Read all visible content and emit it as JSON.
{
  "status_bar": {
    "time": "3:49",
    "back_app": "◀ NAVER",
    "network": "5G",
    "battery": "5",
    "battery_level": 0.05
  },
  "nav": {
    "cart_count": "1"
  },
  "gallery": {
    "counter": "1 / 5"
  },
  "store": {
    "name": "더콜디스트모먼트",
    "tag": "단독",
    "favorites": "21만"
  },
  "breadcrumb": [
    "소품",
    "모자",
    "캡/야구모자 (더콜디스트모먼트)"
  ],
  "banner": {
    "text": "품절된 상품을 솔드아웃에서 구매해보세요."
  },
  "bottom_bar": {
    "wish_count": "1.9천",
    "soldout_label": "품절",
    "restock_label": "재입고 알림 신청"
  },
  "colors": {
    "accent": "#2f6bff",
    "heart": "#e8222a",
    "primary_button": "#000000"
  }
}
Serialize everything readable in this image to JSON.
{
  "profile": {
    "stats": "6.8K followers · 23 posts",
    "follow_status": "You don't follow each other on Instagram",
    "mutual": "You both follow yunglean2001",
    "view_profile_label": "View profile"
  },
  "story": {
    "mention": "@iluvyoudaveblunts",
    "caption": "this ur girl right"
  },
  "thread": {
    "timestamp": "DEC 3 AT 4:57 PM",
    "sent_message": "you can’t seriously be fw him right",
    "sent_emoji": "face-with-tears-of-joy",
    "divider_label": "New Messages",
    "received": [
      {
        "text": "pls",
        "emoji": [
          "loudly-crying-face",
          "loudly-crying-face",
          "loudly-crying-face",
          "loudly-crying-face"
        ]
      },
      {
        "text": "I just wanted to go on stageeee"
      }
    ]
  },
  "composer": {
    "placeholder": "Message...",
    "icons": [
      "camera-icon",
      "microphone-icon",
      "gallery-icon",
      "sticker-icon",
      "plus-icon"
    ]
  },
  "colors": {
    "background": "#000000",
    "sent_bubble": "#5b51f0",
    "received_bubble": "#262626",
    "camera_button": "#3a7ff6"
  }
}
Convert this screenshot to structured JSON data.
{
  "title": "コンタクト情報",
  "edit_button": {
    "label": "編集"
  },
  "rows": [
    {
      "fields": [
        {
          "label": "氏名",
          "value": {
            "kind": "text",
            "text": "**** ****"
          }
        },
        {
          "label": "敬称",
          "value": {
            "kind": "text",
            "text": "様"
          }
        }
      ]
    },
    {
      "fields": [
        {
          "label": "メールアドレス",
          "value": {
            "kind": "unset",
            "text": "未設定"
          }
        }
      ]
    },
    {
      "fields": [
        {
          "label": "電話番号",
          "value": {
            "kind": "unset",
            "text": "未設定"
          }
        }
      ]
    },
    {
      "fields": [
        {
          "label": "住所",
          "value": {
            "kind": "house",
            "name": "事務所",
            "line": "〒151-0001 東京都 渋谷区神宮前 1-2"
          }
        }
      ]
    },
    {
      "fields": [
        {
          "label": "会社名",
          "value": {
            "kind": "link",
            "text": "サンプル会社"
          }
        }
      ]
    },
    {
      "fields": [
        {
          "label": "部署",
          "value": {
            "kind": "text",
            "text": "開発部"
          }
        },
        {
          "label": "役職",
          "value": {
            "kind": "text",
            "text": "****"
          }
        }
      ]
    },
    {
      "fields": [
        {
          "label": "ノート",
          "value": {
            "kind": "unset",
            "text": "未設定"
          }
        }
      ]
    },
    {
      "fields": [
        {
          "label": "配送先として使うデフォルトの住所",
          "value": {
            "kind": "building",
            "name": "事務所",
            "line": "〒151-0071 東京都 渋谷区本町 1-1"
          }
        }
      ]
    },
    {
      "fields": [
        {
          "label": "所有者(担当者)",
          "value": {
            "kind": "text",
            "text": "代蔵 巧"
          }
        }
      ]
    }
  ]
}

········

Exercise instructions
Locate each line containing the string "this" and show it.

Final result
Serialize everything readable in this image to JSON.
    "caption": "this ur girl right"
Convert this screenshot to structured JSON data.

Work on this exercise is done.